■ WHAT IS BEING ASKED
Your answer should be one number: how many lines of the data include the string "Desktop"?

■ SUPPLIED MATERIAL
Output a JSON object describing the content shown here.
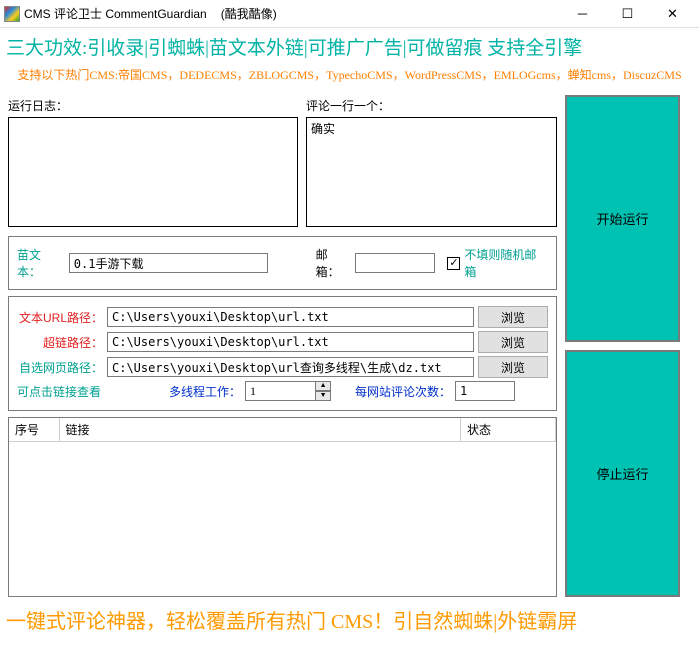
{
  "window": {
    "title": "CMS 评论卫士 CommentGuardian",
    "subtitle": "(酷我酷像)"
  },
  "banner1": "三大功效:引收录|引蜘蛛|苗文本外链|可推广广告|可做留痕 支持全引擎",
  "banner2": "支持以下热门CMS:帝国CMS，DEDECMS，ZBLOGCMS，TypechoCMS，WordPressCMS，EMLOGcms，蝉知cms，DiscuzCMS",
  "labels": {
    "log": "运行日志：",
    "comment": "评论一行一个：",
    "anchor": "苗文本：",
    "email": "邮箱：",
    "random_email": "不填则随机邮箱",
    "path_text": "文本URL路径：",
    "path_link": "超链路径：",
    "path_custom": "自选网页路径：",
    "click_hint": "可点击链接查看",
    "threads": "多线程工作：",
    "per_site": "每网站评论次数：",
    "browse": "浏览",
    "col_no": "序号",
    "col_link": "链接",
    "col_status": "状态",
    "start": "开始运行",
    "stop": "停止运行"
  },
  "values": {
    "comment_text": "确实",
    "anchor_text": "0.1手游下载",
    "email": "",
    "random_email_checked": true,
    "path_text": "C:\\Users\\youxi\\Desktop\\url.txt",
    "path_link": "C:\\Users\\youxi\\Desktop\\url.txt",
    "path_custom": "C:\\Users\\youxi\\Desktop\\url查询多线程\\生成\\dz.txt",
    "threads": "1",
    "per_site": "1"
  },
  "footer": "一键式评论神器，轻松覆盖所有热门 CMS！引自然蜘蛛|外链霸屏"
}
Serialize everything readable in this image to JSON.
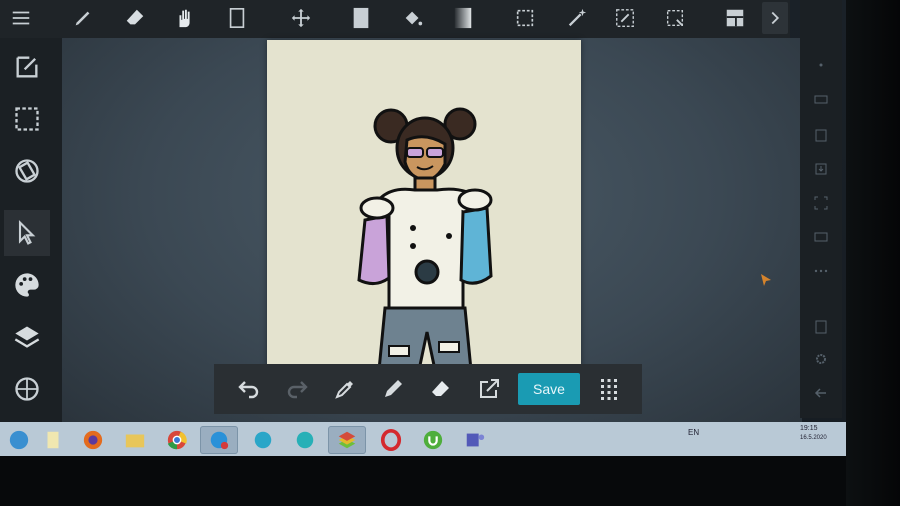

■ REPLY TO THE TASK
3